Exercise → Give the number of lines that contain the string "доступа", please, and nothing else.

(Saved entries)
-=-=-=-=-

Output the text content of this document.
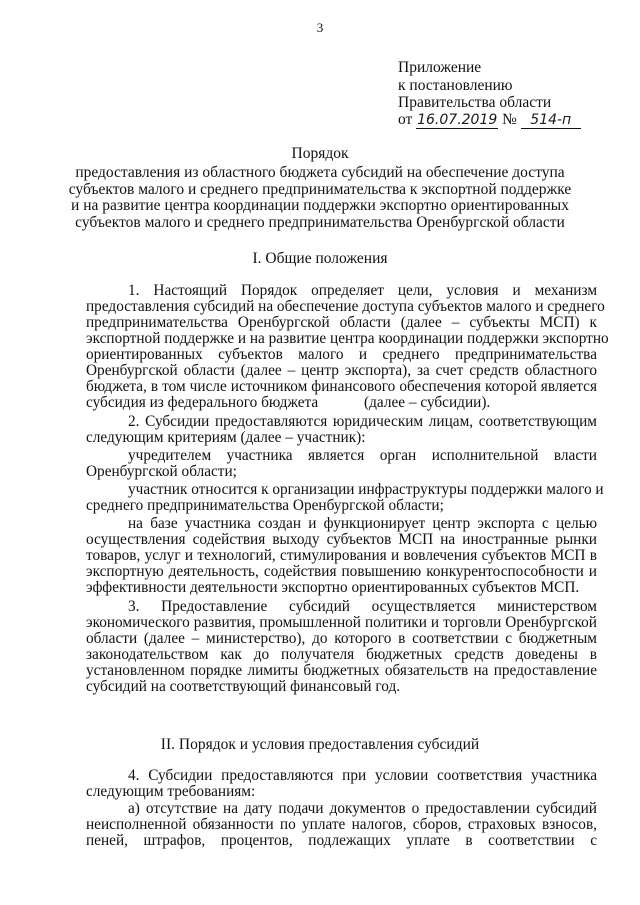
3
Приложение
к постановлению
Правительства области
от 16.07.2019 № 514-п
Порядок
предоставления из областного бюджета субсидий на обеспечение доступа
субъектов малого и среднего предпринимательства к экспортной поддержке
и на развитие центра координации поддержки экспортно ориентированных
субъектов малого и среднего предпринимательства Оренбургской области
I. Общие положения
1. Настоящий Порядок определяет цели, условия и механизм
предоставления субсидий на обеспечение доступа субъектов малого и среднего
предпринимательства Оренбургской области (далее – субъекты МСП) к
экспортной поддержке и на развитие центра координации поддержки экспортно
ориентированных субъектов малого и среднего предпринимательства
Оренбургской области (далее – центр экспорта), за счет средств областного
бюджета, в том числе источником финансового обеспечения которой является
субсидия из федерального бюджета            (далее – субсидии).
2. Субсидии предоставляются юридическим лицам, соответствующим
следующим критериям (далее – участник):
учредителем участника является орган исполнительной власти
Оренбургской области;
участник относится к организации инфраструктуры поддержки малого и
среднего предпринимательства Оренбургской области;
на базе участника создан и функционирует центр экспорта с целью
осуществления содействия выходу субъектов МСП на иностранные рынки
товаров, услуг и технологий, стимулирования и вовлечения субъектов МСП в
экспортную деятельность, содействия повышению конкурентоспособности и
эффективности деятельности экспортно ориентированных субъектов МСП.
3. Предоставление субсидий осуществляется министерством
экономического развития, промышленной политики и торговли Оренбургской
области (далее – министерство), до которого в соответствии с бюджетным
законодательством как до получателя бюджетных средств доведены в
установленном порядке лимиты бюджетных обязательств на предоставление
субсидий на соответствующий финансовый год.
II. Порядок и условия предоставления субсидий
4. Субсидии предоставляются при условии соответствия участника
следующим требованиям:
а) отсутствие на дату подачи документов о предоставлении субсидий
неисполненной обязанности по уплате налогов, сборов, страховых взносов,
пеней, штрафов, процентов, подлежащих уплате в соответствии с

-=-=-=-=-

Response to the task → 2